-- START SUPPLIED INFORMATION --

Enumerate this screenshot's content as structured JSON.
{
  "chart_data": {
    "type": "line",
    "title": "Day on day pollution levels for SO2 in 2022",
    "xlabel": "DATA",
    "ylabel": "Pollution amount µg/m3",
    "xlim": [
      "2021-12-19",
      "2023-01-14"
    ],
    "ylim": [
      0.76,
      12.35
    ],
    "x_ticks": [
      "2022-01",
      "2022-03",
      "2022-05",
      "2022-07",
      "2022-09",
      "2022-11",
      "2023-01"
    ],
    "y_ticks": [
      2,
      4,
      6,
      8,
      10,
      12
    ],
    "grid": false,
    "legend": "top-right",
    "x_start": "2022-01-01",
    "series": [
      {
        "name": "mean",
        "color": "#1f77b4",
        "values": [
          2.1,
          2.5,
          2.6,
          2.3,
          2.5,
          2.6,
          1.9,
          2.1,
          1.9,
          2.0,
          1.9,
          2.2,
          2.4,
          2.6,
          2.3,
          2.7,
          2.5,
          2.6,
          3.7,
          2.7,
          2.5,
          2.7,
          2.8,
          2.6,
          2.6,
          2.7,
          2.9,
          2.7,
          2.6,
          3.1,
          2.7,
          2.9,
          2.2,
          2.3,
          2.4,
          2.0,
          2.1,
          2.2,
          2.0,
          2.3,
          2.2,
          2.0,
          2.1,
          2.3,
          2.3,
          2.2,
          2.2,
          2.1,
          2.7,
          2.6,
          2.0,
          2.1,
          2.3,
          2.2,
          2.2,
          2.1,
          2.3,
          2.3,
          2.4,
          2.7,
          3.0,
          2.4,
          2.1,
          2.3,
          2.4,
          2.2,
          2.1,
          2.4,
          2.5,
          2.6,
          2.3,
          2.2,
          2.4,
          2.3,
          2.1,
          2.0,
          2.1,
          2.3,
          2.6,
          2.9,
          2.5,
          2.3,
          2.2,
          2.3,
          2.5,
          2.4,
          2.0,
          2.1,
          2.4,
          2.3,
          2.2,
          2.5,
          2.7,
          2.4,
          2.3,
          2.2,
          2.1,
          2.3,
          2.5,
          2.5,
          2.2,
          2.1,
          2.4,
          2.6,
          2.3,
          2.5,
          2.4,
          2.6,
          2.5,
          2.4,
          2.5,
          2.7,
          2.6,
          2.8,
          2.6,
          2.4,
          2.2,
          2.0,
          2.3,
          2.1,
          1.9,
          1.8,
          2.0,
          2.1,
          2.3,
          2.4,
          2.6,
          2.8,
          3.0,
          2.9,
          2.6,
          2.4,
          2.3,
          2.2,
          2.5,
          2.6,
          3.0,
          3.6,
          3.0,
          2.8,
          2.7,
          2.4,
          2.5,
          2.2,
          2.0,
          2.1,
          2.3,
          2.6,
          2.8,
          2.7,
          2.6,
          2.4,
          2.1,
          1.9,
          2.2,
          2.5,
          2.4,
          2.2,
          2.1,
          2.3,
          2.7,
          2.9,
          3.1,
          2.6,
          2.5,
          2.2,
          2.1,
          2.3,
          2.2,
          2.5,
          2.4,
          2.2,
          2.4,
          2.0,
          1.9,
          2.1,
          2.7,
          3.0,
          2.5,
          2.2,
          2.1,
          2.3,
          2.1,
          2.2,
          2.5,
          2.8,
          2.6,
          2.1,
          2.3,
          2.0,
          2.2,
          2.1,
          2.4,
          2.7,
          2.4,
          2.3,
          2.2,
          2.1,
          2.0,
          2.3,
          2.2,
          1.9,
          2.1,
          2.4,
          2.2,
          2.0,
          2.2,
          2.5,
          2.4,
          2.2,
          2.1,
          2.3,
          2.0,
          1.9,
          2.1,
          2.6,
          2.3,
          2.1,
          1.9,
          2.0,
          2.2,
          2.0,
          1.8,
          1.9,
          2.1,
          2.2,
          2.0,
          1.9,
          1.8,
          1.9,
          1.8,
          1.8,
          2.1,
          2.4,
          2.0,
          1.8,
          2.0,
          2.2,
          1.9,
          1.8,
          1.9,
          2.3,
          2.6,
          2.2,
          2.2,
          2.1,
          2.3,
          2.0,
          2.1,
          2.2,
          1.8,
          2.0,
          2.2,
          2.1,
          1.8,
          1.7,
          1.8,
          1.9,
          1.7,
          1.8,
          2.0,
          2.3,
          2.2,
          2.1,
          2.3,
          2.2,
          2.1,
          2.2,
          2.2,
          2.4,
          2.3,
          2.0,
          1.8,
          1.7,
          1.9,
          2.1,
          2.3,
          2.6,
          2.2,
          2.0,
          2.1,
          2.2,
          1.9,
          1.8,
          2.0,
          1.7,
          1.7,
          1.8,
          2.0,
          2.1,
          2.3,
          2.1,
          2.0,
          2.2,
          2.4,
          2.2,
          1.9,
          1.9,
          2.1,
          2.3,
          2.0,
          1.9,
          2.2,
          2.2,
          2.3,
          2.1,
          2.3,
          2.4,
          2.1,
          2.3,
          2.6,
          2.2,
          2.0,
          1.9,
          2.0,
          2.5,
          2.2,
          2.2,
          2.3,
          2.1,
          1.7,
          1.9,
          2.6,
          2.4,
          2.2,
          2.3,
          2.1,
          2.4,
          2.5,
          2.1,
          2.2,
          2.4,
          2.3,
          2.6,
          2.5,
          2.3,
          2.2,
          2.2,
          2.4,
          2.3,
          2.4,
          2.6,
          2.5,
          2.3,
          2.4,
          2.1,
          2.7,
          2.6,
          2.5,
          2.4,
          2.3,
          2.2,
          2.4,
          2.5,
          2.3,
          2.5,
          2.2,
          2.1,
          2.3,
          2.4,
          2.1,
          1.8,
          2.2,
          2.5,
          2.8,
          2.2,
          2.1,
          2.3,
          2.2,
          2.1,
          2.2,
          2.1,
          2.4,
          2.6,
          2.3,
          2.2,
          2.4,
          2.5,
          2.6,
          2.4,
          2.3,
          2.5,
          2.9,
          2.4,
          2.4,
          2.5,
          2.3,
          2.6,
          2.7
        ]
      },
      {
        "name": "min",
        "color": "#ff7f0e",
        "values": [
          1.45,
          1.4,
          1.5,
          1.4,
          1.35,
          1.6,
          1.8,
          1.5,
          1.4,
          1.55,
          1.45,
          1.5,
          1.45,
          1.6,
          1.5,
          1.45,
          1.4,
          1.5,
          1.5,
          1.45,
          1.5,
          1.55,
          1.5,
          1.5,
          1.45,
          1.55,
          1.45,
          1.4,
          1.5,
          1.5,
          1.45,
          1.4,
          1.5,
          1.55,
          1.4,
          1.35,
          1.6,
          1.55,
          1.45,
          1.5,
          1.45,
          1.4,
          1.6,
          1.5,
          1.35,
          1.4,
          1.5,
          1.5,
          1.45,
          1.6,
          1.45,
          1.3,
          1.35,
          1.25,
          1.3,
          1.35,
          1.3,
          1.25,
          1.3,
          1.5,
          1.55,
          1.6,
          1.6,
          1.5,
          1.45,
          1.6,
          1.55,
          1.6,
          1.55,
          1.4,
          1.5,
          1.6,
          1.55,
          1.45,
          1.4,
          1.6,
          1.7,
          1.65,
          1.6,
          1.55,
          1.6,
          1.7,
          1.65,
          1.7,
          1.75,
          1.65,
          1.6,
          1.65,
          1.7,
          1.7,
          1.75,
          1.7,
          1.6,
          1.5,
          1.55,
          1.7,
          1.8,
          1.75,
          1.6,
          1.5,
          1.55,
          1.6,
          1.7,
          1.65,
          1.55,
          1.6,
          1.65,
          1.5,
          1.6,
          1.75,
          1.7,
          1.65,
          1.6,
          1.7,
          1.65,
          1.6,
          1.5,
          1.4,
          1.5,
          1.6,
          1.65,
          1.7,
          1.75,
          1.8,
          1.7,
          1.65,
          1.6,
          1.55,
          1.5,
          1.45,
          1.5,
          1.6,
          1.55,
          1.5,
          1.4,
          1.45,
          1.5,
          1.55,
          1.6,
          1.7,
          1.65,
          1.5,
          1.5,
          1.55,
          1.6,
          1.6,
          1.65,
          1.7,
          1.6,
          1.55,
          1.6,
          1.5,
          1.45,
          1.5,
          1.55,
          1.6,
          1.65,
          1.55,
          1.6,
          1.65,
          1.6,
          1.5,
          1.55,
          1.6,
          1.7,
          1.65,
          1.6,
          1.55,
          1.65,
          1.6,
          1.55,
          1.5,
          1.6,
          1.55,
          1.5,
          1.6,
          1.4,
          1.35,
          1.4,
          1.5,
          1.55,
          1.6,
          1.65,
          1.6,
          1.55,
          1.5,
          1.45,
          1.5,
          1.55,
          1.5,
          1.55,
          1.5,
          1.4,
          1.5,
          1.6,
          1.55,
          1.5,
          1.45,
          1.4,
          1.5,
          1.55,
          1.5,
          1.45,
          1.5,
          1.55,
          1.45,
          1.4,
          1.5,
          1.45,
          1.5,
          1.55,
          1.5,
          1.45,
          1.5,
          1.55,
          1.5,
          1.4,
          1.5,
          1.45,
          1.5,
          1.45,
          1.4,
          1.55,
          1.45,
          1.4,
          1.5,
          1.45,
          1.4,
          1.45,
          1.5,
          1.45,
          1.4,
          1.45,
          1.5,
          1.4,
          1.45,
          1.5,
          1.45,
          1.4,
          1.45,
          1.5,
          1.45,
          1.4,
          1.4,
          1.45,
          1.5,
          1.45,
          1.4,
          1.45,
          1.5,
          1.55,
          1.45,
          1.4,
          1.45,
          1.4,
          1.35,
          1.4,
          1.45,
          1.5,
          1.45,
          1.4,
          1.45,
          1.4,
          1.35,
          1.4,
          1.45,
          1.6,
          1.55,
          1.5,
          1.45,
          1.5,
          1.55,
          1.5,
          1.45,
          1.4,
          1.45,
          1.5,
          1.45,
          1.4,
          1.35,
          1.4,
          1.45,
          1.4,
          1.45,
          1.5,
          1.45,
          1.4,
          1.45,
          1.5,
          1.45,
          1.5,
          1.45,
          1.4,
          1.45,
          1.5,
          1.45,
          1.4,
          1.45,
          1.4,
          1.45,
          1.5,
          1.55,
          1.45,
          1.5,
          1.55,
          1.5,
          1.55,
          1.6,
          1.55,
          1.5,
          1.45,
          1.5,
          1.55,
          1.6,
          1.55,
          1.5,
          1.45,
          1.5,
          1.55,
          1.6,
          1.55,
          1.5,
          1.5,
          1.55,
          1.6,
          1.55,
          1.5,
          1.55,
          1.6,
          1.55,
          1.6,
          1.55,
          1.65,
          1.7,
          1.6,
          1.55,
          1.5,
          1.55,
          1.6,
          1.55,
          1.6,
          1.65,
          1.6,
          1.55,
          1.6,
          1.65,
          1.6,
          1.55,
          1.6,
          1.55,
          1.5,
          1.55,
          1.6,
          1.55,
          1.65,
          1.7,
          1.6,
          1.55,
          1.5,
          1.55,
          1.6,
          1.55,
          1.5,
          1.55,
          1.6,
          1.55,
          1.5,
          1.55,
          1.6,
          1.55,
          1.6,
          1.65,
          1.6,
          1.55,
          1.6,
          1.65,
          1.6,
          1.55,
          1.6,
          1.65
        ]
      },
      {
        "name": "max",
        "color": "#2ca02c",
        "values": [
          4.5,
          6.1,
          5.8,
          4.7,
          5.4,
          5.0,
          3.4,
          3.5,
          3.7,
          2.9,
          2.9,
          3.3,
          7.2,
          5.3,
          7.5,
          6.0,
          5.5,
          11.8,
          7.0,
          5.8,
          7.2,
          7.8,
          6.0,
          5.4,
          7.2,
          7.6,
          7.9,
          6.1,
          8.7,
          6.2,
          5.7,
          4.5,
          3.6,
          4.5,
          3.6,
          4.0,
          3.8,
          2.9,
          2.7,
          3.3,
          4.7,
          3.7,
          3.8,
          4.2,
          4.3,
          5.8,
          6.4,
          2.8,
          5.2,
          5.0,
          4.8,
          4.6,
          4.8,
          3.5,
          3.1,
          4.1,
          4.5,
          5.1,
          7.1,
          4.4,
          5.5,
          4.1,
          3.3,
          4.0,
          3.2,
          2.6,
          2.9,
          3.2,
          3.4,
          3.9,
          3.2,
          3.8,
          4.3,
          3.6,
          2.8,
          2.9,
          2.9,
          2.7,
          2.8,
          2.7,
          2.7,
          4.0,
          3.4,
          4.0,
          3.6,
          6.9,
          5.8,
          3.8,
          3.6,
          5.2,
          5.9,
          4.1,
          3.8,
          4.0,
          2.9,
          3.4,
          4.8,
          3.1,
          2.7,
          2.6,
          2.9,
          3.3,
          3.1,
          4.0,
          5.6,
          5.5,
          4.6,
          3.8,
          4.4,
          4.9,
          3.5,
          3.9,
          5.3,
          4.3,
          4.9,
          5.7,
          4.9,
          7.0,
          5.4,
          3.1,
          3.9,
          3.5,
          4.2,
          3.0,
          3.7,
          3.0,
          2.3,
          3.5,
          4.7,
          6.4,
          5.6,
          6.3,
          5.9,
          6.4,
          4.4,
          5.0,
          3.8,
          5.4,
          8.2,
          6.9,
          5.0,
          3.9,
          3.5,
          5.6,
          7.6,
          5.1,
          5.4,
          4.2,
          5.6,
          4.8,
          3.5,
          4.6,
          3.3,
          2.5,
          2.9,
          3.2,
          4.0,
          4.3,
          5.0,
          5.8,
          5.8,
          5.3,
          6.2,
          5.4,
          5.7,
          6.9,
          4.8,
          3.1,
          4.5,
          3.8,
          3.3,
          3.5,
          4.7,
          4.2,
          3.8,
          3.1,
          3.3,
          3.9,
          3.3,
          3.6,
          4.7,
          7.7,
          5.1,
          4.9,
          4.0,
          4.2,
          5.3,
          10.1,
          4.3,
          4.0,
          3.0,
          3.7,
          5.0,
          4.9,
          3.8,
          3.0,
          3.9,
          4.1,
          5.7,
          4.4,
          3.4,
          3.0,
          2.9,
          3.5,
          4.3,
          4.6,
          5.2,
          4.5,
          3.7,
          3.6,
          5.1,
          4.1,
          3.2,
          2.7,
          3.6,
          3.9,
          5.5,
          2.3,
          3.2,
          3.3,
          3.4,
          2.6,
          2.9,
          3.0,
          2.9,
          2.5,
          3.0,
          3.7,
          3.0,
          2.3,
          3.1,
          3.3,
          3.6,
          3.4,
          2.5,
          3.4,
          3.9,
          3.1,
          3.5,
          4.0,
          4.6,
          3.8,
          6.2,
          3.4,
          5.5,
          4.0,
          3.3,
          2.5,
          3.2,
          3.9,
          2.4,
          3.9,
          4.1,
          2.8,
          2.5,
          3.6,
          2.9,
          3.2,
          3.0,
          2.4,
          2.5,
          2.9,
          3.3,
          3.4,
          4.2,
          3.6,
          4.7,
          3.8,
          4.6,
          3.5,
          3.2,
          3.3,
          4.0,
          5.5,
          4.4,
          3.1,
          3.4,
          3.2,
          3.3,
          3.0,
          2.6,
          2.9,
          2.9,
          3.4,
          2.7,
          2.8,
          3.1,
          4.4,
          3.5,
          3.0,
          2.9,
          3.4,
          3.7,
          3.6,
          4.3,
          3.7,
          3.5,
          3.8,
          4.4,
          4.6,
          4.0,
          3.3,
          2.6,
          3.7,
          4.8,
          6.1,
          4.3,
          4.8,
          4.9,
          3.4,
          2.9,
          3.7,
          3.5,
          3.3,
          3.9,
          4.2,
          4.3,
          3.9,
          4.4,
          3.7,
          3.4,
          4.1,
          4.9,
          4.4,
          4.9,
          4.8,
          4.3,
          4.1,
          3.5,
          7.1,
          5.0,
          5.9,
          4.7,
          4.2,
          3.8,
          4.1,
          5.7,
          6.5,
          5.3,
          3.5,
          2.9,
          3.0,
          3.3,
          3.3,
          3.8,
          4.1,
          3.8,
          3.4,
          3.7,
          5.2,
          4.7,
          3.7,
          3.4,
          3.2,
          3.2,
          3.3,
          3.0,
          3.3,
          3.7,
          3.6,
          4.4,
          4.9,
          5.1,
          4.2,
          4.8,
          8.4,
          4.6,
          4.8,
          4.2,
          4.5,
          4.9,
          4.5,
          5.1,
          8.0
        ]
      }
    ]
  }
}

-- END SUPPLIED INFORMATION --

__TASK TO CARRY OUT__
Locate the string "color" in the listing above and copy every line where it occurs.

__TASK OUTPUT__
        "color": "#1f77b4",
        "color": "#ff7f0e",
        "color": "#2ca02c",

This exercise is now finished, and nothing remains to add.